Directions for this task => Gather up every line from the entries below that uses the word "image".

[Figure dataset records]
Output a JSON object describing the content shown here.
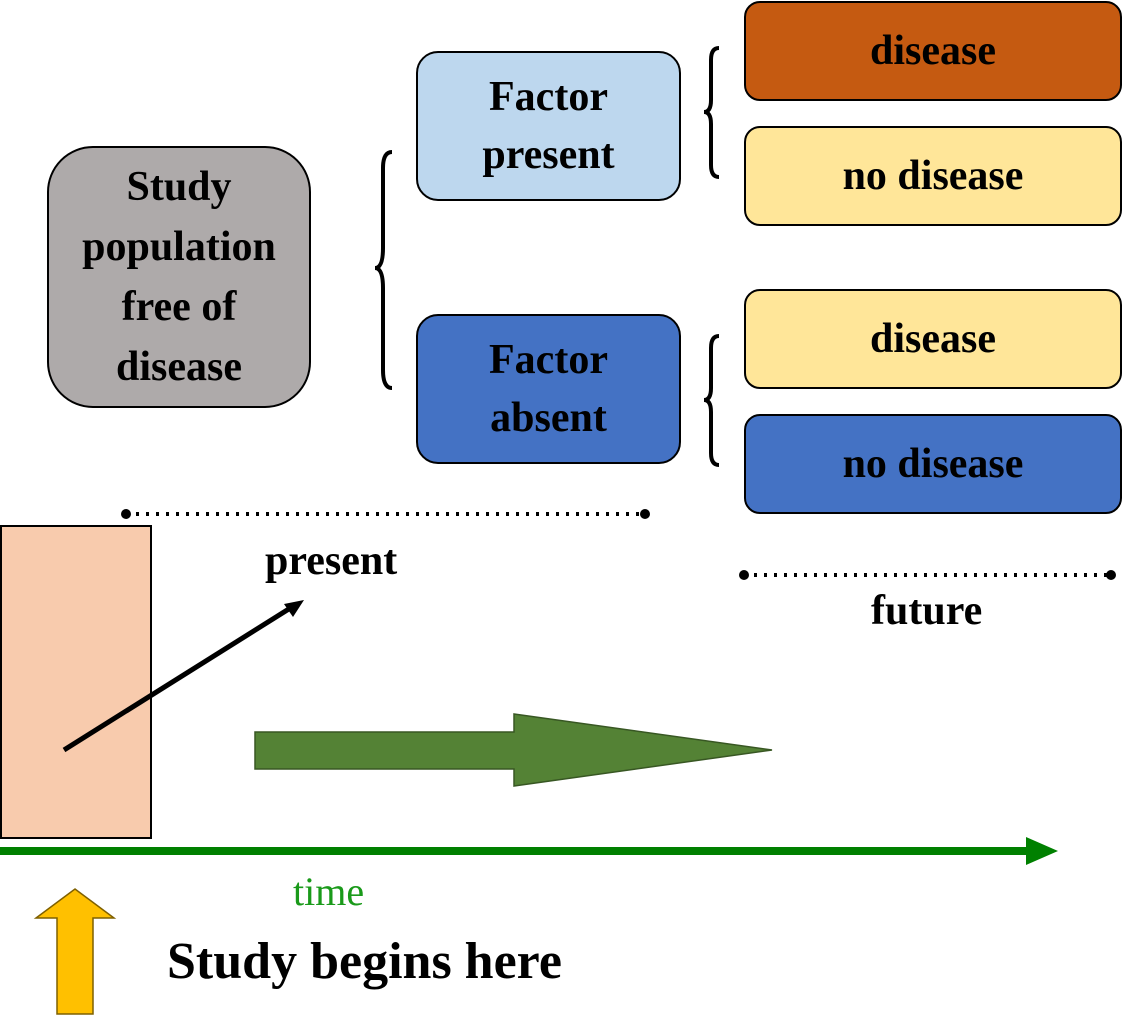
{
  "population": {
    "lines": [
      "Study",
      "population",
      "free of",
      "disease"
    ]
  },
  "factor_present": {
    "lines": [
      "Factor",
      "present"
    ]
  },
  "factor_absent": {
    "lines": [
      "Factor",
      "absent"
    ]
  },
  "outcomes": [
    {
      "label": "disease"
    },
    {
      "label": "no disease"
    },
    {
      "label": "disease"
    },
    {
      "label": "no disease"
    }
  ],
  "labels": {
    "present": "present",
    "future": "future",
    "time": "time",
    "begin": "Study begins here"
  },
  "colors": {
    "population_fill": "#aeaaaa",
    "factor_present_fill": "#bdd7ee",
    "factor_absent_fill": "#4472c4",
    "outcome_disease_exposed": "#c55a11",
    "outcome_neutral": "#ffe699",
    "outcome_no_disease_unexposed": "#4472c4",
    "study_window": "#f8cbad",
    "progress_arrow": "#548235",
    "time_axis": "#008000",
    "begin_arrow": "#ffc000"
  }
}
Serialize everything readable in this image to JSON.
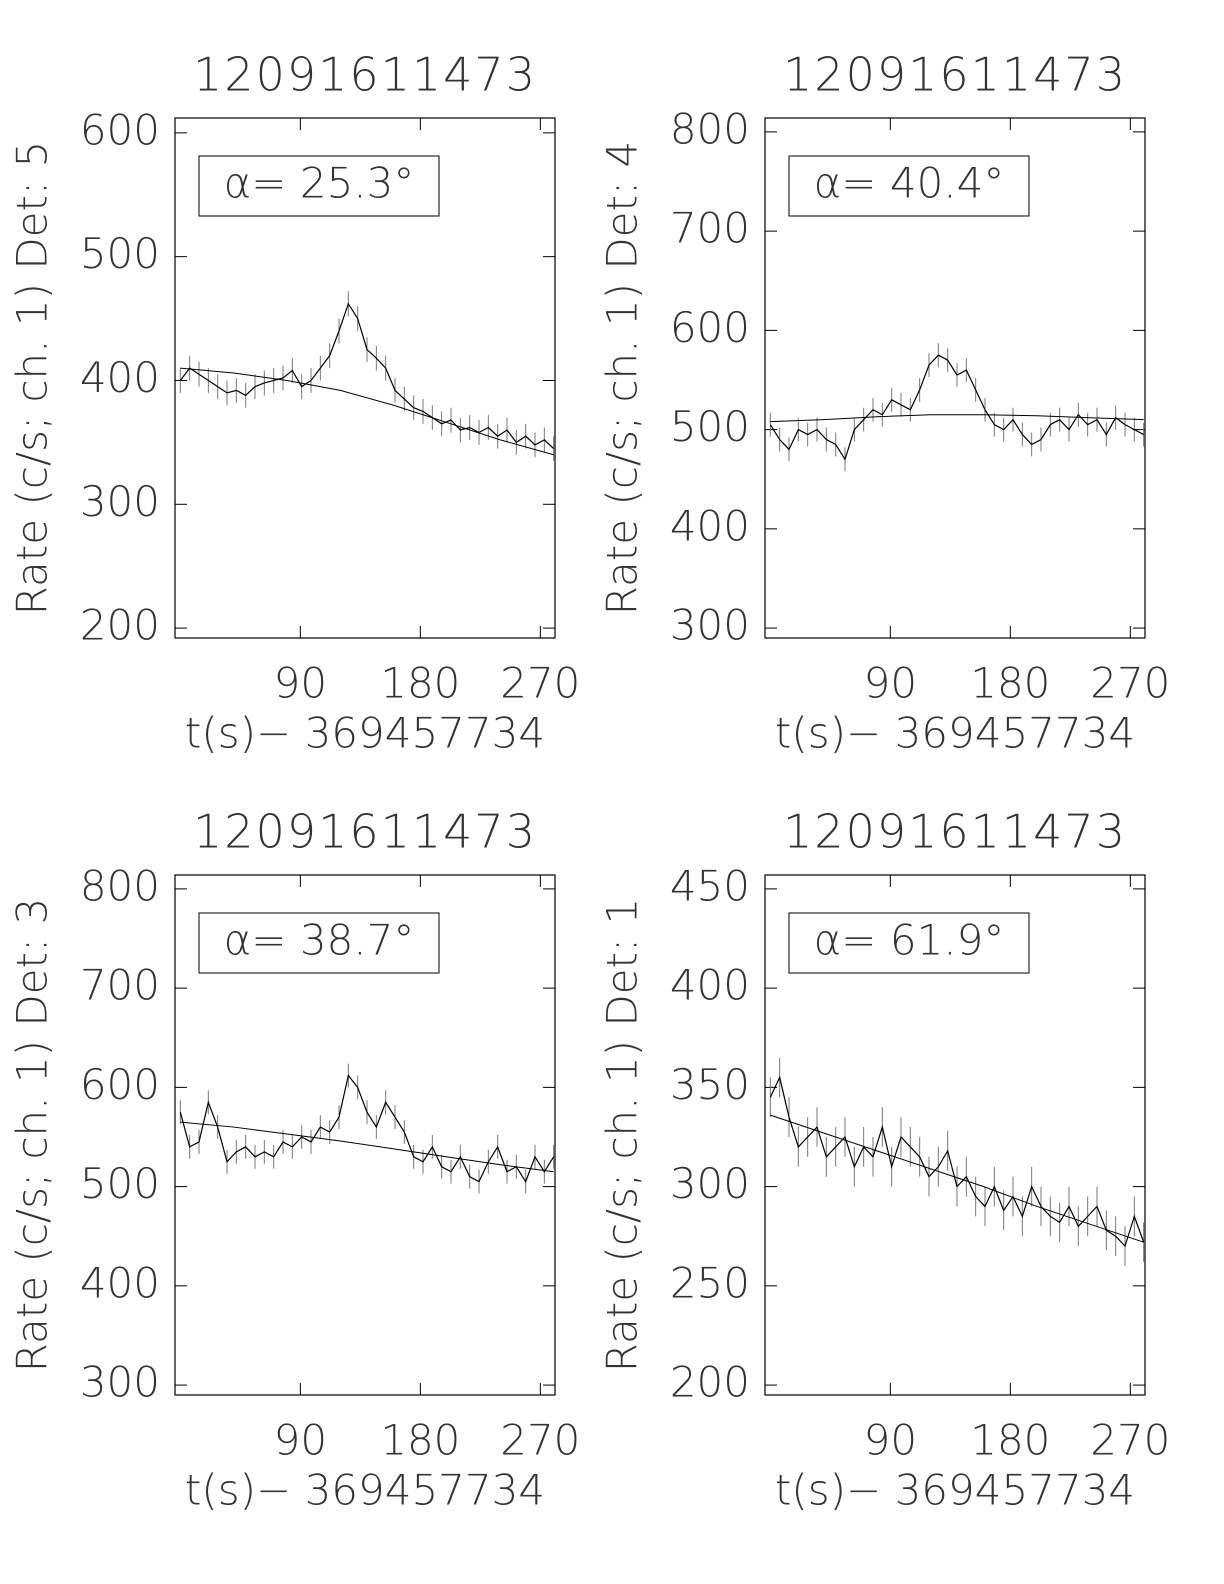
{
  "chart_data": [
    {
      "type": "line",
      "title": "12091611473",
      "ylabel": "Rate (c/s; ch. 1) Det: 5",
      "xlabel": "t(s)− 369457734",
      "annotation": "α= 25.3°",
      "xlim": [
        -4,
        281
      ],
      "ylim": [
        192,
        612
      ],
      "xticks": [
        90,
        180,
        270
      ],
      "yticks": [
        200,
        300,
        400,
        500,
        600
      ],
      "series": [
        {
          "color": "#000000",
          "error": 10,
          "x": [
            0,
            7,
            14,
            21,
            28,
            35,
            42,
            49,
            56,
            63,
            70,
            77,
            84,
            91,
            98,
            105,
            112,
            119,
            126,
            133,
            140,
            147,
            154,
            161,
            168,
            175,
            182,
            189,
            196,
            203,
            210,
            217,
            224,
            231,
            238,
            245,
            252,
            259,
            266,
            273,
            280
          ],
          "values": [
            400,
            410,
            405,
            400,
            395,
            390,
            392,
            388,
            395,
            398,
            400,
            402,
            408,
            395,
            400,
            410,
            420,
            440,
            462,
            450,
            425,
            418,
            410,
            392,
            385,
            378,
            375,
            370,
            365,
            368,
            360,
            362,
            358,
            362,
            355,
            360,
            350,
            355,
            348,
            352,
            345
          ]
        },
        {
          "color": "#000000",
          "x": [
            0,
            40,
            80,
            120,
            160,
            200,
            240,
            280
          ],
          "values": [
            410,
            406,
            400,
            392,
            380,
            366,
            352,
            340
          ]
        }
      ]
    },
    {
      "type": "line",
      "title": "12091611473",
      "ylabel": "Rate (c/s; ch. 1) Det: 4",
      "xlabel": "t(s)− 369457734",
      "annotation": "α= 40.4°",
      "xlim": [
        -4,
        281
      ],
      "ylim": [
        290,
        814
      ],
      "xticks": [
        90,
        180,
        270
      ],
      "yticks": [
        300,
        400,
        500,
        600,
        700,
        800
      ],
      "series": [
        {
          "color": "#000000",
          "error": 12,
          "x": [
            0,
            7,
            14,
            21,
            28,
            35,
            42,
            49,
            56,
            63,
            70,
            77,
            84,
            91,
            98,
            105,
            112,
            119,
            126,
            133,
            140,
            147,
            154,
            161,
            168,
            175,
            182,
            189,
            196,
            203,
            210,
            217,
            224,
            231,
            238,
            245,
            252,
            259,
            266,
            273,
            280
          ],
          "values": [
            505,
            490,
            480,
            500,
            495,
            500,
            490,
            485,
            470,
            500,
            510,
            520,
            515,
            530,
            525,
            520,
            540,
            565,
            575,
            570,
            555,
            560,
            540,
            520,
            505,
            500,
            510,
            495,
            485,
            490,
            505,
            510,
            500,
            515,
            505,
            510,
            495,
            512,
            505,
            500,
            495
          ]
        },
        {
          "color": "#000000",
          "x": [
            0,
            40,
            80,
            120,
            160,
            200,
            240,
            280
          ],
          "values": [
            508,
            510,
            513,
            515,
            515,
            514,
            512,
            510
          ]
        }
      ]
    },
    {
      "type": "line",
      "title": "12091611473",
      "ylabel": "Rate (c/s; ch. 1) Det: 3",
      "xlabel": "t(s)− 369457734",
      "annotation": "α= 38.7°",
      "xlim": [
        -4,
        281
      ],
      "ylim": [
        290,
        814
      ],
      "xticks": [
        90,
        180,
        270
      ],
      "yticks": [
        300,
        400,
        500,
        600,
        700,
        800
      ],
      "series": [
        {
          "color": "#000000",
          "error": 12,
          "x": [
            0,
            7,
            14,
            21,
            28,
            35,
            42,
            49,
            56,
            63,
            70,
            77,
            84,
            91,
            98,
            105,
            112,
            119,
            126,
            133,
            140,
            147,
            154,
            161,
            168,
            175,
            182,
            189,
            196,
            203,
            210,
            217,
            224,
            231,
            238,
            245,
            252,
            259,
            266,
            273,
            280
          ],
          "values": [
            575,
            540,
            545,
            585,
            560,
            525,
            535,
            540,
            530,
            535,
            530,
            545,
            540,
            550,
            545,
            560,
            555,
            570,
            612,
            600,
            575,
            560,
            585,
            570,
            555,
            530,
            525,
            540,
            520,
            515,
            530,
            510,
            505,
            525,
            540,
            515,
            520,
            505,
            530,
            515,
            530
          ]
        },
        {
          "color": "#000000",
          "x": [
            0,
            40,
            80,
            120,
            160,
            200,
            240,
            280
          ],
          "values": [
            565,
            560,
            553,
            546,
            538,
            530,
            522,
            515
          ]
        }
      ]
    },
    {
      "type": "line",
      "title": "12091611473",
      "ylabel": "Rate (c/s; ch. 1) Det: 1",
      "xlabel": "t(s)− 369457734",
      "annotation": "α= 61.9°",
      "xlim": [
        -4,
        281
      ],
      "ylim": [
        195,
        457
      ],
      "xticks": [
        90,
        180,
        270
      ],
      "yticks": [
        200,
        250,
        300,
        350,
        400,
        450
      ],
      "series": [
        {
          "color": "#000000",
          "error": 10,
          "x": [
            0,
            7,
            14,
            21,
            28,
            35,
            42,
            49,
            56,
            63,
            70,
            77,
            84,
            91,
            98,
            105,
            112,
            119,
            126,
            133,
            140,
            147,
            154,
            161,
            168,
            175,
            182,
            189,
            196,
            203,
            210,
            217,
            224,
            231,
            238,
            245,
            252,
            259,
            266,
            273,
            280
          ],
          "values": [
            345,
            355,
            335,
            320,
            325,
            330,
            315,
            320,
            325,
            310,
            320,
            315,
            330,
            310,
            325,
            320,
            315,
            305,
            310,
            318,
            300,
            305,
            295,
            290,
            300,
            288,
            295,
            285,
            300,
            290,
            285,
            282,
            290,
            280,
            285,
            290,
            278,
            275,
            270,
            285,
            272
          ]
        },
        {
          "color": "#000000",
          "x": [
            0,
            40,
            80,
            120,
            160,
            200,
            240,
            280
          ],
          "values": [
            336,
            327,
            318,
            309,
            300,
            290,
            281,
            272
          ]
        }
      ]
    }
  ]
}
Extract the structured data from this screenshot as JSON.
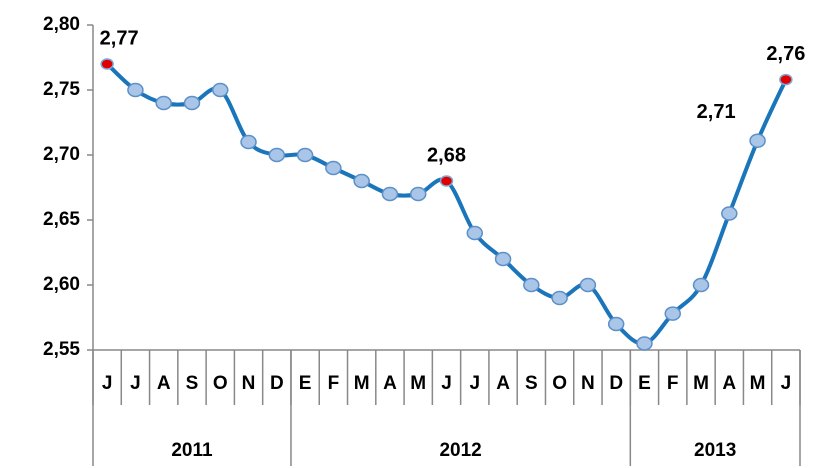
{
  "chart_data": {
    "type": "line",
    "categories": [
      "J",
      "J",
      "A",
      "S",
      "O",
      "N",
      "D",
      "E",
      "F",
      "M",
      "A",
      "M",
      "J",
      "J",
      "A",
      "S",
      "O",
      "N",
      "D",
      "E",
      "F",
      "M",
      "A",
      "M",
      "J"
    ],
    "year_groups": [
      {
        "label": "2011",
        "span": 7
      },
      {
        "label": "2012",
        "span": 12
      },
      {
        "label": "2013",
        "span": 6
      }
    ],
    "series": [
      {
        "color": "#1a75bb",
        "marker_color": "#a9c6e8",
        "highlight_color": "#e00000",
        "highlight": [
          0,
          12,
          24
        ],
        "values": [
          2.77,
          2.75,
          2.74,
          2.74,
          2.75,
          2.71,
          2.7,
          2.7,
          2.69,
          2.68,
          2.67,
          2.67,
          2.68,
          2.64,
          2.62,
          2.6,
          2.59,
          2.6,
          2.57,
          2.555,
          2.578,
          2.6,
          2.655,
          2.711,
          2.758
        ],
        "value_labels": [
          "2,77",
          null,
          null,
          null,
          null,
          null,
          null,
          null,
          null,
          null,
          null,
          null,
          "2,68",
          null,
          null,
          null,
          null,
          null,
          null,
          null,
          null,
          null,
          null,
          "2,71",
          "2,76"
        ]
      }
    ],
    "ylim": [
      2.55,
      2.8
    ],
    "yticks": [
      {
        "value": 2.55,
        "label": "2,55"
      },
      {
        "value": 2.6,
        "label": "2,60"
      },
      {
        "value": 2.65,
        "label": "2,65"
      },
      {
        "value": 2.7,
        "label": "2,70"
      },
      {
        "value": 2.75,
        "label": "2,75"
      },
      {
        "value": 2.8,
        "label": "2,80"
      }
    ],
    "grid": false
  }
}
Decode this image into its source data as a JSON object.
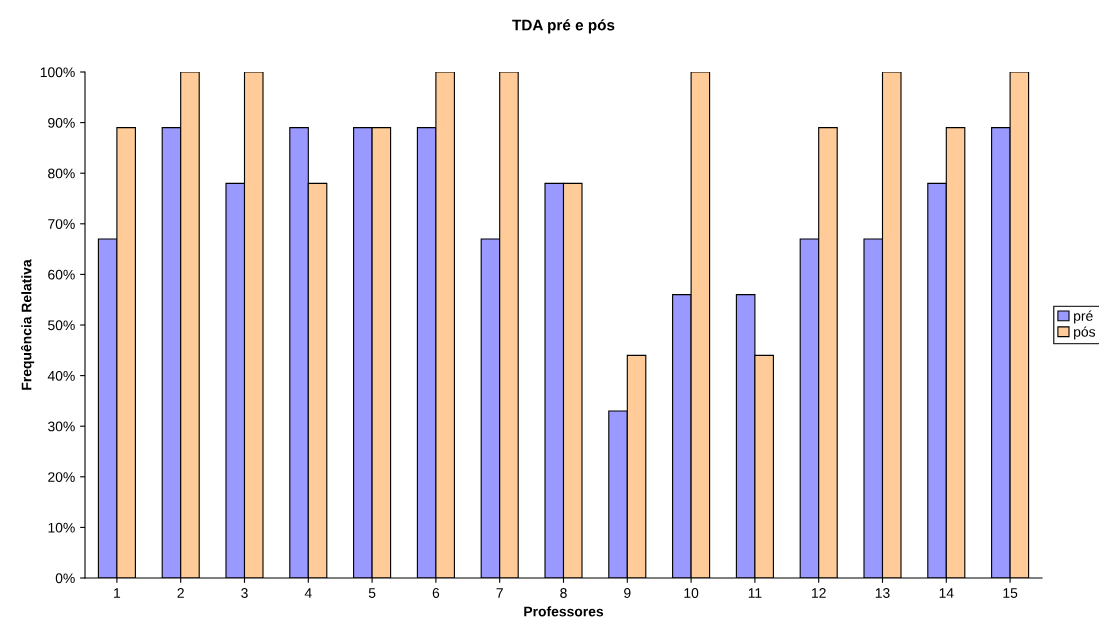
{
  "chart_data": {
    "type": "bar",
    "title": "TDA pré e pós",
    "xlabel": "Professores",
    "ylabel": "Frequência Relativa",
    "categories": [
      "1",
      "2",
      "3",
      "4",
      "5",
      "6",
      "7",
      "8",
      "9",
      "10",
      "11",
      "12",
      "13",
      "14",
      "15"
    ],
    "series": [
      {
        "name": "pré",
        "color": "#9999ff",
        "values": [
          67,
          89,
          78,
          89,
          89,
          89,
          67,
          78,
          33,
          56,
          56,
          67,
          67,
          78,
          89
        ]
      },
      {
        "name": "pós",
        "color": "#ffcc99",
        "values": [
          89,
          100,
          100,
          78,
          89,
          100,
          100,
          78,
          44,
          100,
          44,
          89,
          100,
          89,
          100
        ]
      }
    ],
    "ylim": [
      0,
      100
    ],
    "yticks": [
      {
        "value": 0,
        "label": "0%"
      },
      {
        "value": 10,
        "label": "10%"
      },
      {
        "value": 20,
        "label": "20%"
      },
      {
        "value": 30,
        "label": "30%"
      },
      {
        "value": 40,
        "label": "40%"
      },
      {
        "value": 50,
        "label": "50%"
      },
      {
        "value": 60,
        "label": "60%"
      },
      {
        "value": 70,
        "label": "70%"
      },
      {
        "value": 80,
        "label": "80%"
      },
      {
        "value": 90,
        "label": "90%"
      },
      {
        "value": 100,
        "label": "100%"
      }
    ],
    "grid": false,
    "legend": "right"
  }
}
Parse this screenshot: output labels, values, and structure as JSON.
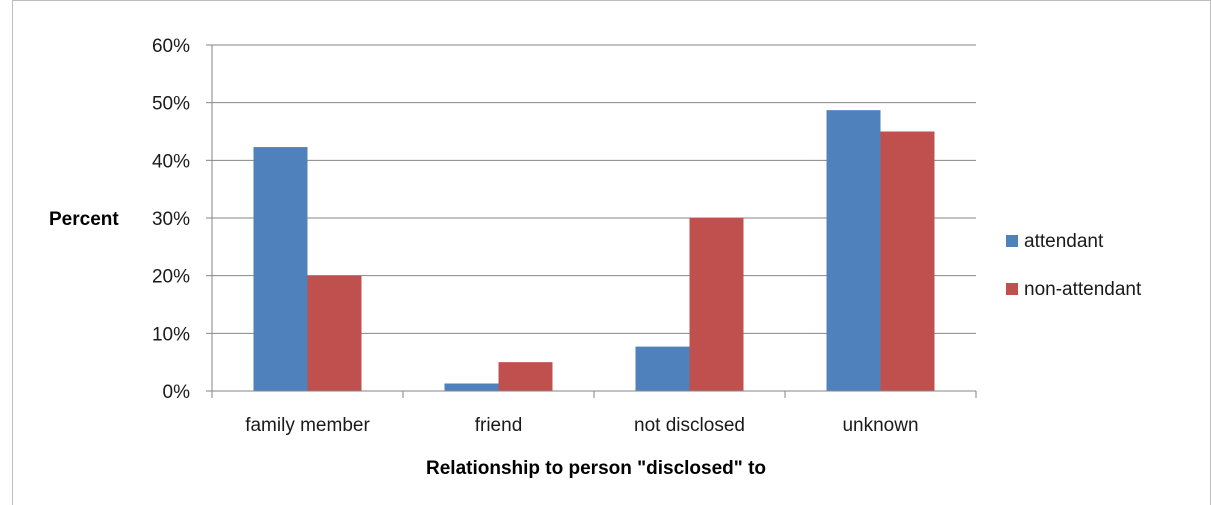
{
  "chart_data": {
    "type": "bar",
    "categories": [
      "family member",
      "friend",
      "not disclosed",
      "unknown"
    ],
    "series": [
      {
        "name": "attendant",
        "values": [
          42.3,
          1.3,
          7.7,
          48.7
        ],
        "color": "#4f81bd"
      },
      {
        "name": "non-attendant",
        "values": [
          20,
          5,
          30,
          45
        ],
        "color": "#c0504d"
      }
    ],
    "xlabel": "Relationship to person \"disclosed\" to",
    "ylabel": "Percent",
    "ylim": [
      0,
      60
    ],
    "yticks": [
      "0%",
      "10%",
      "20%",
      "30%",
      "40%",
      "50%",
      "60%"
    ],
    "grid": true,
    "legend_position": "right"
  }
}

Response to this task =>
Serialize everything readable in this image to JSON.
Decode this image into its source data as a JSON object.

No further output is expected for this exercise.